(Dataset rows)
_____

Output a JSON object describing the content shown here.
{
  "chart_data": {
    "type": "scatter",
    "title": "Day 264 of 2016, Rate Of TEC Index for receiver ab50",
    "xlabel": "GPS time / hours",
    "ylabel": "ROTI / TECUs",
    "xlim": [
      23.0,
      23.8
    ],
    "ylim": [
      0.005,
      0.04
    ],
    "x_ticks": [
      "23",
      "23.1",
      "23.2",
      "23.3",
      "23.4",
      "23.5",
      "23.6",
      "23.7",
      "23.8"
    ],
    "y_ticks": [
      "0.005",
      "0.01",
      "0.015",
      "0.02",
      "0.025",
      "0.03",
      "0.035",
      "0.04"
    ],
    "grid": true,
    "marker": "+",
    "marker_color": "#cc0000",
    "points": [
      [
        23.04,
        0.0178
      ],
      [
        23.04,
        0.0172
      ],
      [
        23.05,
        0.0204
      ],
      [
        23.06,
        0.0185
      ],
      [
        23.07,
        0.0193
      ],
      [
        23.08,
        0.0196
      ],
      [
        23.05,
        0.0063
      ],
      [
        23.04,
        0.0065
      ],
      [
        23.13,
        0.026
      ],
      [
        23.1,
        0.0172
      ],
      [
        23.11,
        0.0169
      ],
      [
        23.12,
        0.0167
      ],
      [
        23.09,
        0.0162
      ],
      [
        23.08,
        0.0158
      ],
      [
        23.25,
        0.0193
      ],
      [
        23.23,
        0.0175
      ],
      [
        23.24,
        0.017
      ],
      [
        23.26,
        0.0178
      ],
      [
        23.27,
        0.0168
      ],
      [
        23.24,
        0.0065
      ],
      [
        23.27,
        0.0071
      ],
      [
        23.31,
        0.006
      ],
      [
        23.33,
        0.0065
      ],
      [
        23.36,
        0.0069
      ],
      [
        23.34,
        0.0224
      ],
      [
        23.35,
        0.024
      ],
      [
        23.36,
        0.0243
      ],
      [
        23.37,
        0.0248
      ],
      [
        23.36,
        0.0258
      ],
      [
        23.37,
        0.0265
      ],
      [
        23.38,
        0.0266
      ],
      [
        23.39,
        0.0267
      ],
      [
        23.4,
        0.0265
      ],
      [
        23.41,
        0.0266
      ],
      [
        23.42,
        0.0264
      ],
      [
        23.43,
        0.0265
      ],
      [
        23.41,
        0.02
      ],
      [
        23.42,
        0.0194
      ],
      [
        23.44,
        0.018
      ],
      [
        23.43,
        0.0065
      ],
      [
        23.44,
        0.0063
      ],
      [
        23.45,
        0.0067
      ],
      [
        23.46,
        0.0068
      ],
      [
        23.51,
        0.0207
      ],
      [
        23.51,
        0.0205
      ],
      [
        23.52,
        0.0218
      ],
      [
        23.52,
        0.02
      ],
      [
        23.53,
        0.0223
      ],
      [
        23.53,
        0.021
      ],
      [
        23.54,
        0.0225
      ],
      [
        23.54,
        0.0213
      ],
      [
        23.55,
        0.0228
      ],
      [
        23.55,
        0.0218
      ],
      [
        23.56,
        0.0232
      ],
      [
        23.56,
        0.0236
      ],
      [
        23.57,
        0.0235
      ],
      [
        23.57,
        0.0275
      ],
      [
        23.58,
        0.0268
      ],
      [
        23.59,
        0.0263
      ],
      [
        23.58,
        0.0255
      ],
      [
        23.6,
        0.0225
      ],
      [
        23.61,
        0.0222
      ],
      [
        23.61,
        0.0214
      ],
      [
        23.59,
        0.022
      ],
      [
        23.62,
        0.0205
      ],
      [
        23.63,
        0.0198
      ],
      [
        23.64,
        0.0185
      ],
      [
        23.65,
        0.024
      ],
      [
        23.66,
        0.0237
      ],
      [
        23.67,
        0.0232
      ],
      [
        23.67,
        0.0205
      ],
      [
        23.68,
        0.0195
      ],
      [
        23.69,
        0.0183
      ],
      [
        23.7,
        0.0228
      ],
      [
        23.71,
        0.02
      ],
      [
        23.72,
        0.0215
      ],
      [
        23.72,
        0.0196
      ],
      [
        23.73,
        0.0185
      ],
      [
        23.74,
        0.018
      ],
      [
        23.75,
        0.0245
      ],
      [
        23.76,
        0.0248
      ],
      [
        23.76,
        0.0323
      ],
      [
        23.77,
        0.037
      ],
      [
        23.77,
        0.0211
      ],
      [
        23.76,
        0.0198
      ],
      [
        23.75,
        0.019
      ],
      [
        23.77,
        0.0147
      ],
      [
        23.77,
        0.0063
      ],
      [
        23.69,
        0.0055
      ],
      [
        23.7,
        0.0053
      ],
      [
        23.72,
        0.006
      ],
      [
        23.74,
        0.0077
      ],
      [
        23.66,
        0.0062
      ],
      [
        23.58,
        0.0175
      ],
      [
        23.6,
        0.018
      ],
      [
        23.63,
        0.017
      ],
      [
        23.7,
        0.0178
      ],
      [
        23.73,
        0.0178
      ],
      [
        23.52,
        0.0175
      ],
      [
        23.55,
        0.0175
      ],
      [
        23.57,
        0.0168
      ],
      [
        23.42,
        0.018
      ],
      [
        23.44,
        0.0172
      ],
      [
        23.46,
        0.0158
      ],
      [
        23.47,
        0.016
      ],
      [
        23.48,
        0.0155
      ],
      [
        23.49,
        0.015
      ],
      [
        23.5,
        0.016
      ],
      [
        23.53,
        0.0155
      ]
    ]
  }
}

_____

§ **WORK TO DO**
Quote each line of the data above exactly as written.

§ **CORRECT RESULT**
Output a JSON object describing the content shown here.
{
  "chart_data": {
    "type": "scatter",
    "title": "Day 264 of 2016, Rate Of TEC Index for receiver ab50",
    "xlabel": "GPS time / hours",
    "ylabel": "ROTI / TECUs",
    "xlim": [
      23.0,
      23.8
    ],
    "ylim": [
      0.005,
      0.04
    ],
    "x_ticks": [
      "23",
      "23.1",
      "23.2",
      "23.3",
      "23.4",
      "23.5",
      "23.6",
      "23.7",
      "23.8"
    ],
    "y_ticks": [
      "0.005",
      "0.01",
      "0.015",
      "0.02",
      "0.025",
      "0.03",
      "0.035",
      "0.04"
    ],
    "grid": true,
    "marker": "+",
    "marker_color": "#cc0000",
    "points": [
      [
        23.04,
        0.0178
      ],
      [
        23.04,
        0.0172
      ],
      [
        23.05,
        0.0204
      ],
      [
        23.06,
        0.0185
      ],
      [
        23.07,
        0.0193
      ],
      [
        23.08,
        0.0196
      ],
      [
        23.05,
        0.0063
      ],
      [
        23.04,
        0.0065
      ],
      [
        23.13,
        0.026
      ],
      [
        23.1,
        0.0172
      ],
      [
        23.11,
        0.0169
      ],
      [
        23.12,
        0.0167
      ],
      [
        23.09,
        0.0162
      ],
      [
        23.08,
        0.0158
      ],
      [
        23.25,
        0.0193
      ],
      [
        23.23,
        0.0175
      ],
      [
        23.24,
        0.017
      ],
      [
        23.26,
        0.0178
      ],
      [
        23.27,
        0.0168
      ],
      [
        23.24,
        0.0065
      ],
      [
        23.27,
        0.0071
      ],
      [
        23.31,
        0.006
      ],
      [
        23.33,
        0.0065
      ],
      [
        23.36,
        0.0069
      ],
      [
        23.34,
        0.0224
      ],
      [
        23.35,
        0.024
      ],
      [
        23.36,
        0.0243
      ],
      [
        23.37,
        0.0248
      ],
      [
        23.36,
        0.0258
      ],
      [
        23.37,
        0.0265
      ],
      [
        23.38,
        0.0266
      ],
      [
        23.39,
        0.0267
      ],
      [
        23.4,
        0.0265
      ],
      [
        23.41,
        0.0266
      ],
      [
        23.42,
        0.0264
      ],
      [
        23.43,
        0.0265
      ],
      [
        23.41,
        0.02
      ],
      [
        23.42,
        0.0194
      ],
      [
        23.44,
        0.018
      ],
      [
        23.43,
        0.0065
      ],
      [
        23.44,
        0.0063
      ],
      [
        23.45,
        0.0067
      ],
      [
        23.46,
        0.0068
      ],
      [
        23.51,
        0.0207
      ],
      [
        23.51,
        0.0205
      ],
      [
        23.52,
        0.0218
      ],
      [
        23.52,
        0.02
      ],
      [
        23.53,
        0.0223
      ],
      [
        23.53,
        0.021
      ],
      [
        23.54,
        0.0225
      ],
      [
        23.54,
        0.0213
      ],
      [
        23.55,
        0.0228
      ],
      [
        23.55,
        0.0218
      ],
      [
        23.56,
        0.0232
      ],
      [
        23.56,
        0.0236
      ],
      [
        23.57,
        0.0235
      ],
      [
        23.57,
        0.0275
      ],
      [
        23.58,
        0.0268
      ],
      [
        23.59,
        0.0263
      ],
      [
        23.58,
        0.0255
      ],
      [
        23.6,
        0.0225
      ],
      [
        23.61,
        0.0222
      ],
      [
        23.61,
        0.0214
      ],
      [
        23.59,
        0.022
      ],
      [
        23.62,
        0.0205
      ],
      [
        23.63,
        0.0198
      ],
      [
        23.64,
        0.0185
      ],
      [
        23.65,
        0.024
      ],
      [
        23.66,
        0.0237
      ],
      [
        23.67,
        0.0232
      ],
      [
        23.67,
        0.0205
      ],
      [
        23.68,
        0.0195
      ],
      [
        23.69,
        0.0183
      ],
      [
        23.7,
        0.0228
      ],
      [
        23.71,
        0.02
      ],
      [
        23.72,
        0.0215
      ],
      [
        23.72,
        0.0196
      ],
      [
        23.73,
        0.0185
      ],
      [
        23.74,
        0.018
      ],
      [
        23.75,
        0.0245
      ],
      [
        23.76,
        0.0248
      ],
      [
        23.76,
        0.0323
      ],
      [
        23.77,
        0.037
      ],
      [
        23.77,
        0.0211
      ],
      [
        23.76,
        0.0198
      ],
      [
        23.75,
        0.019
      ],
      [
        23.77,
        0.0147
      ],
      [
        23.77,
        0.0063
      ],
      [
        23.69,
        0.0055
      ],
      [
        23.7,
        0.0053
      ],
      [
        23.72,
        0.006
      ],
      [
        23.74,
        0.0077
      ],
      [
        23.66,
        0.0062
      ],
      [
        23.58,
        0.0175
      ],
      [
        23.6,
        0.018
      ],
      [
        23.63,
        0.017
      ],
      [
        23.7,
        0.0178
      ],
      [
        23.73,
        0.0178
      ],
      [
        23.52,
        0.0175
      ],
      [
        23.55,
        0.0175
      ],
      [
        23.57,
        0.0168
      ],
      [
        23.42,
        0.018
      ],
      [
        23.44,
        0.0172
      ],
      [
        23.46,
        0.0158
      ],
      [
        23.47,
        0.016
      ],
      [
        23.48,
        0.0155
      ],
      [
        23.49,
        0.015
      ],
      [
        23.5,
        0.016
      ],
      [
        23.53,
        0.0155
      ]
    ]
  }
}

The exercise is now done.